Exercise —
Leave out the pictures and reproduce all of the data exactly.
----------
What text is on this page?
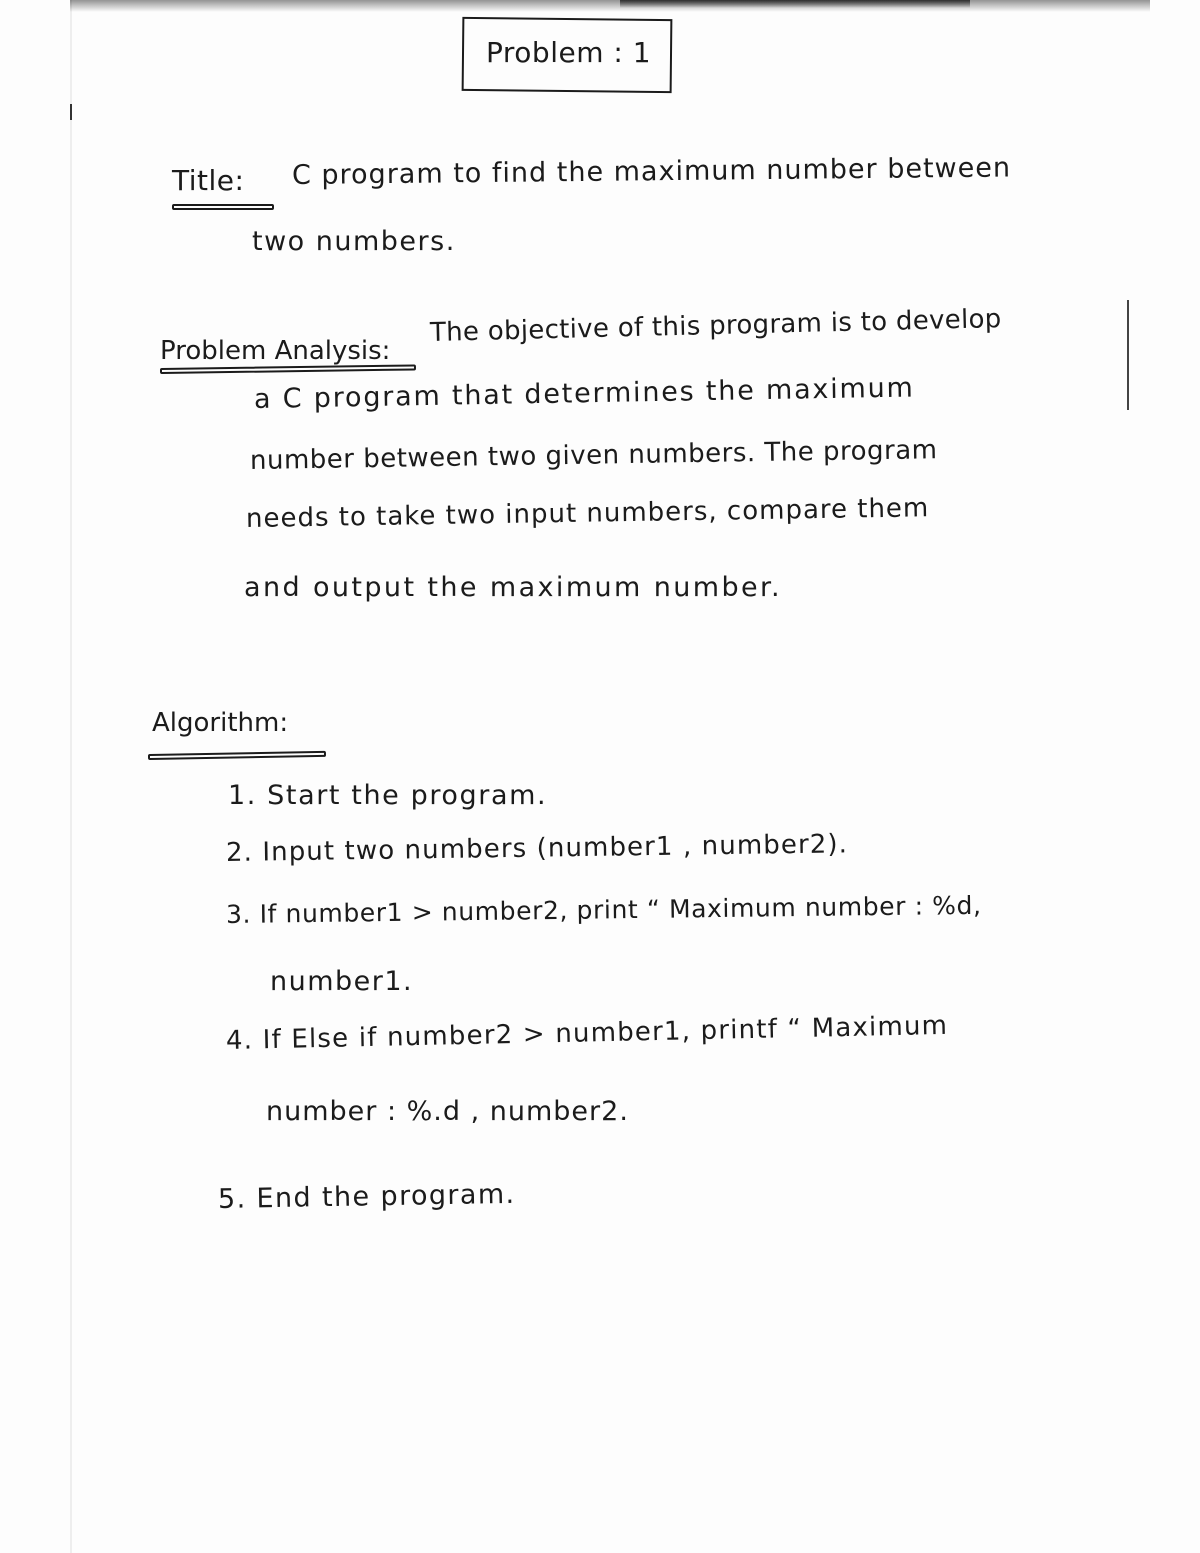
Problem : 1
Title: C program to find the maximum number between
two numbers.
Problem Analysis:
The objective of this program is to develop
a C program that determines the maximum
number between two given numbers. The program
needs to take two input numbers, compare them
and output the maximum number.
Algorithm:
1. Start the program.
2. Input two numbers (number1 , number2).
3. If number1 > number2, print “ Maximum number : %d,
number1.
4. If Else if number2 > number1, printf “ Maximum
number : %.d , number2.
5. End the program.
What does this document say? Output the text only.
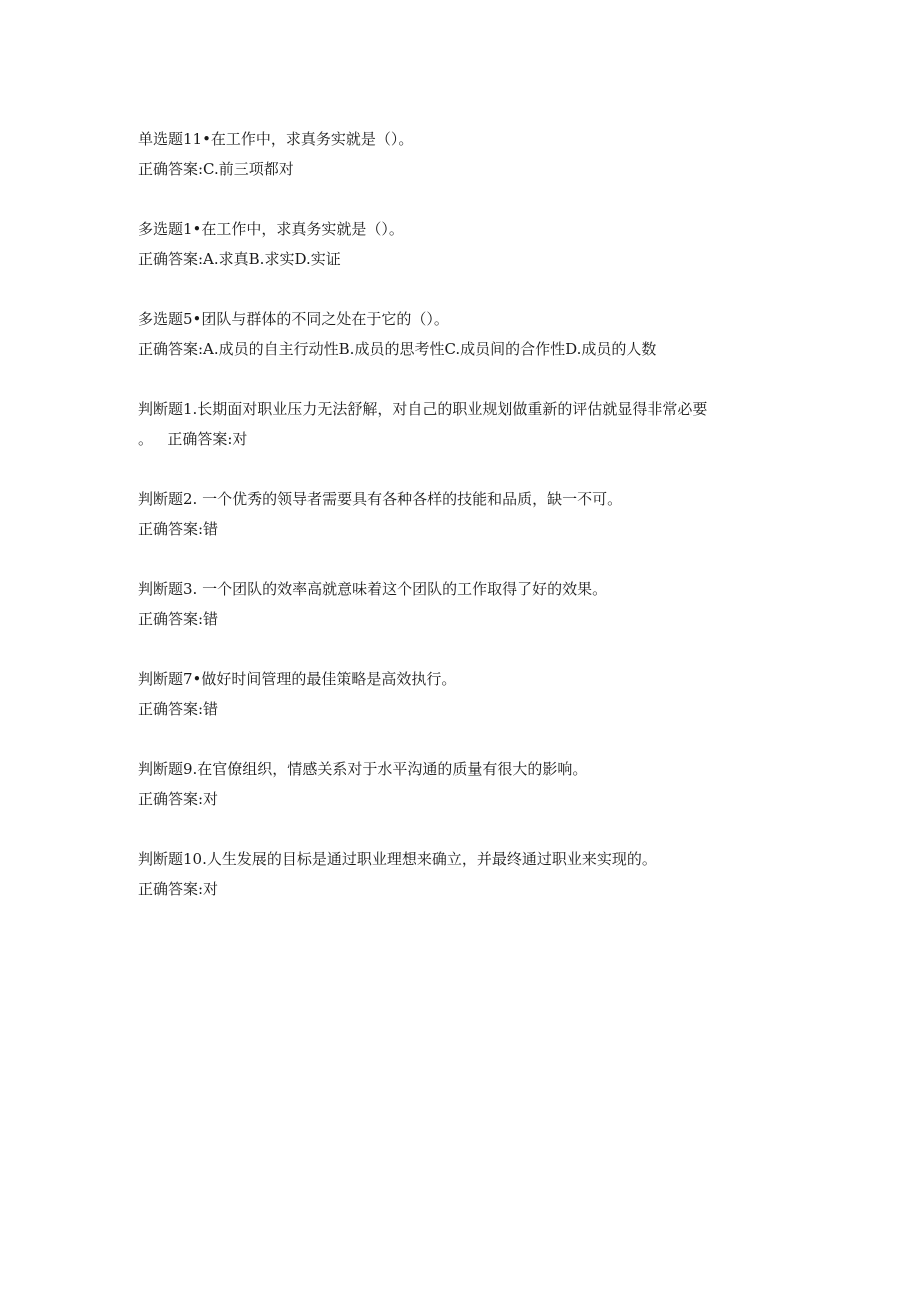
单选题11•在工作中，求真务实就是（）。
正确答案:C.前三项都对
多选题1•在工作中，求真务实就是（）。
正确答案:A.求真B.求实D.实证
多选题5•团队与群体的不同之处在于它的（）。
正确答案:A.成员的自主行动性B.成员的思考性C.成员间的合作性D.成员的人数
判断题1.长期面对职业压力无法舒解，对自己的职业规划做重新的评估就显得非常必要
。 正确答案:对
判断题2. 一个优秀的领导者需要具有各种各样的技能和品质，缺一不可。
正确答案:错
判断题3. 一个团队的效率高就意味着这个团队的工作取得了好的效果。
正确答案:错
判断题7•做好时间管理的最佳策略是高效执行。
正确答案:错
判断题9.在官僚组织，情感关系对于水平沟通的质量有很大的影响。
正确答案:对
判断题10.人生发展的目标是通过职业理想来确立，并最终通过职业来实现的。
正确答案:对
----------
Result of this task —
What text is on this page?
Problem : 1
Title: C program to find the maximum number between
two numbers.
Problem Analysis:
The objective of this program is to develop
a C program that determines the maximum
number between two given numbers. The program
needs to take two input numbers, compare them
and output the maximum number.
Algorithm:
1. Start the program.
2. Input two numbers (number1 , number2).
3. If number1 > number2, print “ Maximum number : %d,
number1.
4. If Else if number2 > number1, printf “ Maximum
number : %.d , number2.
5. End the program.
What does this document say? Output the text only.
单选题11•在工作中，求真务实就是（）。
正确答案:C.前三项都对
多选题1•在工作中，求真务实就是（）。
正确答案:A.求真B.求实D.实证
多选题5•团队与群体的不同之处在于它的（）。
正确答案:A.成员的自主行动性B.成员的思考性C.成员间的合作性D.成员的人数
判断题1.长期面对职业压力无法舒解，对自己的职业规划做重新的评估就显得非常必要
。 正确答案:对
判断题2. 一个优秀的领导者需要具有各种各样的技能和品质，缺一不可。
正确答案:错
判断题3. 一个团队的效率高就意味着这个团队的工作取得了好的效果。
正确答案:错
判断题7•做好时间管理的最佳策略是高效执行。
正确答案:错
判断题9.在官僚组织，情感关系对于水平沟通的质量有很大的影响。
正确答案:对
判断题10.人生发展的目标是通过职业理想来确立，并最终通过职业来实现的。
正确答案:对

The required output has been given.